● **TASK BRIEF**
Find the number of lines below in which the word "JSON" appears, and write that number only.
== DATA IN THIS EXERCISE
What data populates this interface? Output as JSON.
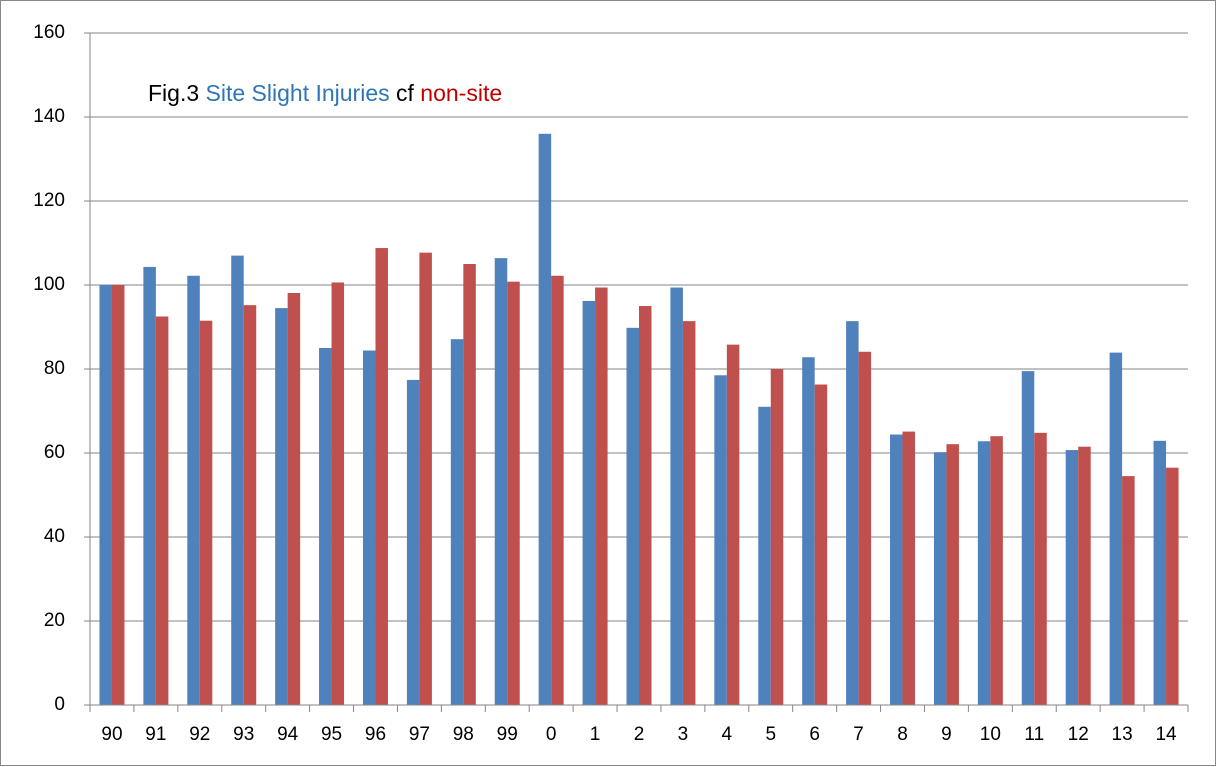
{
  "chart_data": {
    "type": "bar",
    "title_prefix": "Fig.3",
    "title_joiner": "cf",
    "title_colors": [
      "#000000",
      "#2e75b6",
      "#000000",
      "#c00000"
    ],
    "categories": [
      "90",
      "91",
      "92",
      "93",
      "94",
      "95",
      "96",
      "97",
      "98",
      "99",
      "0",
      "1",
      "2",
      "3",
      "4",
      "5",
      "6",
      "7",
      "8",
      "9",
      "10",
      "11",
      "12",
      "13",
      "14"
    ],
    "series": [
      {
        "name": "Site Slight Injuries",
        "color": "#4f81bd",
        "values": [
          100,
          104.3,
          102.2,
          107,
          94.5,
          85,
          84.4,
          77.4,
          87.1,
          106.4,
          136,
          96.2,
          89.8,
          99.4,
          78.5,
          71,
          82.8,
          91.4,
          64.4,
          60.2,
          62.8,
          79.5,
          60.7,
          83.9,
          62.9
        ]
      },
      {
        "name": "non-site",
        "color": "#c0504d",
        "values": [
          100,
          92.5,
          91.5,
          95.2,
          98.1,
          100.6,
          108.8,
          107.7,
          105,
          100.8,
          102.2,
          99.4,
          95,
          91.4,
          85.8,
          80,
          76.3,
          84.1,
          65.1,
          62.1,
          64,
          64.8,
          61.5,
          54.5,
          56.5
        ]
      }
    ],
    "ylim": [
      0,
      160
    ],
    "yticks": [
      0,
      20,
      40,
      60,
      80,
      100,
      120,
      140,
      160
    ],
    "grid": true
  }
}
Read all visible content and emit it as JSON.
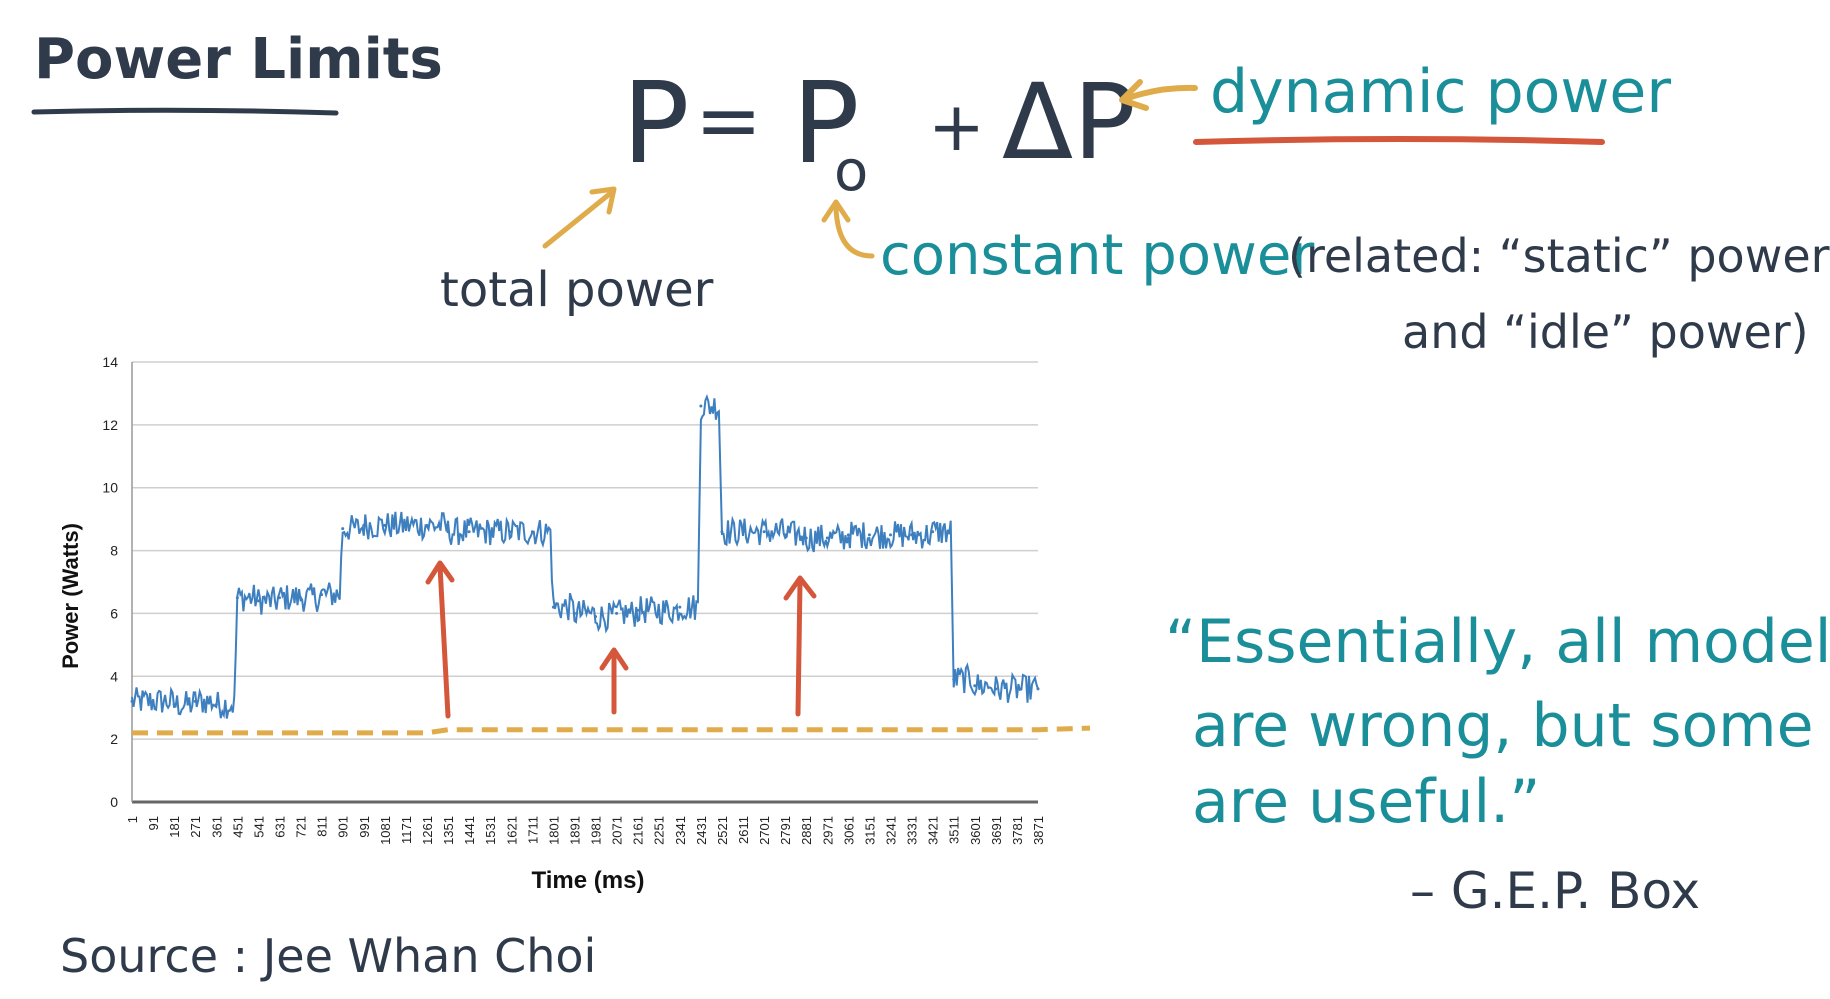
{
  "colors": {
    "ink": "#2f3a4a",
    "teal": "#1a8f9a",
    "orange": "#e0ab4a",
    "red": "#d4573b",
    "series": "#3d7fbf",
    "grid": "#cfcfcf"
  },
  "header": {
    "title": "Power Limits"
  },
  "equation": {
    "lhs": "P",
    "equals": "=",
    "p0_base": "P",
    "p0_sub": "o",
    "plus": "+",
    "delta": "ΔP"
  },
  "annotations": {
    "dynamic_power": "dynamic power",
    "total_power": "total power",
    "constant_power": "constant power",
    "related_line1": "(related: “static” power",
    "related_line2": "and “idle” power)"
  },
  "quote": {
    "line1": "“Essentially, all models",
    "line2": "are wrong, but some",
    "line3": "are useful.”",
    "attribution": "– G.E.P. Box"
  },
  "source": {
    "text": "Source : Jee Whan Choi"
  },
  "chart_data": {
    "type": "line",
    "title": "",
    "xlabel": "Time (ms)",
    "ylabel": "Power (Watts)",
    "ylim": [
      0,
      14
    ],
    "yticks": [
      0,
      2,
      4,
      6,
      8,
      10,
      12,
      14
    ],
    "grid": true,
    "x": [
      "1",
      "91",
      "181",
      "271",
      "361",
      "451",
      "541",
      "631",
      "721",
      "811",
      "901",
      "991",
      "1081",
      "1171",
      "1261",
      "1351",
      "1441",
      "1531",
      "1621",
      "1711",
      "1801",
      "1891",
      "1981",
      "2071",
      "2161",
      "2251",
      "2341",
      "2431",
      "2521",
      "2611",
      "2701",
      "2791",
      "2881",
      "2971",
      "3061",
      "3151",
      "3241",
      "3331",
      "3421",
      "3511",
      "3601",
      "3691",
      "3781",
      "3871"
    ],
    "series": [
      {
        "values": [
          3.2,
          3.2,
          3.1,
          3.2,
          3.1,
          6.5,
          6.4,
          6.5,
          6.5,
          6.6,
          8.7,
          8.8,
          8.8,
          8.8,
          8.8,
          8.6,
          8.6,
          8.6,
          8.6,
          8.6,
          6.2,
          6.0,
          5.9,
          6.0,
          6.1,
          6.1,
          6.2,
          12.6,
          8.6,
          8.6,
          8.6,
          8.5,
          8.4,
          8.4,
          8.5,
          8.5,
          8.5,
          8.5,
          8.6,
          3.9,
          3.7,
          3.6,
          3.6,
          3.6
        ]
      },
      {
        "values": [
          2.2,
          2.2,
          2.2,
          2.2,
          2.2,
          2.2,
          2.2,
          2.2,
          2.2,
          2.2,
          2.2,
          2.2,
          2.2,
          2.2,
          2.2,
          2.3,
          2.3,
          2.3,
          2.3,
          2.3,
          2.3,
          2.3,
          2.3,
          2.3,
          2.3,
          2.3,
          2.3,
          2.3,
          2.3,
          2.3,
          2.3,
          2.3,
          2.3,
          2.3,
          2.3,
          2.3,
          2.3,
          2.3,
          2.3,
          2.3,
          2.3,
          2.3,
          2.3,
          2.3
        ]
      }
    ]
  }
}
====
● **SOLUTION TO THIS TASK**
2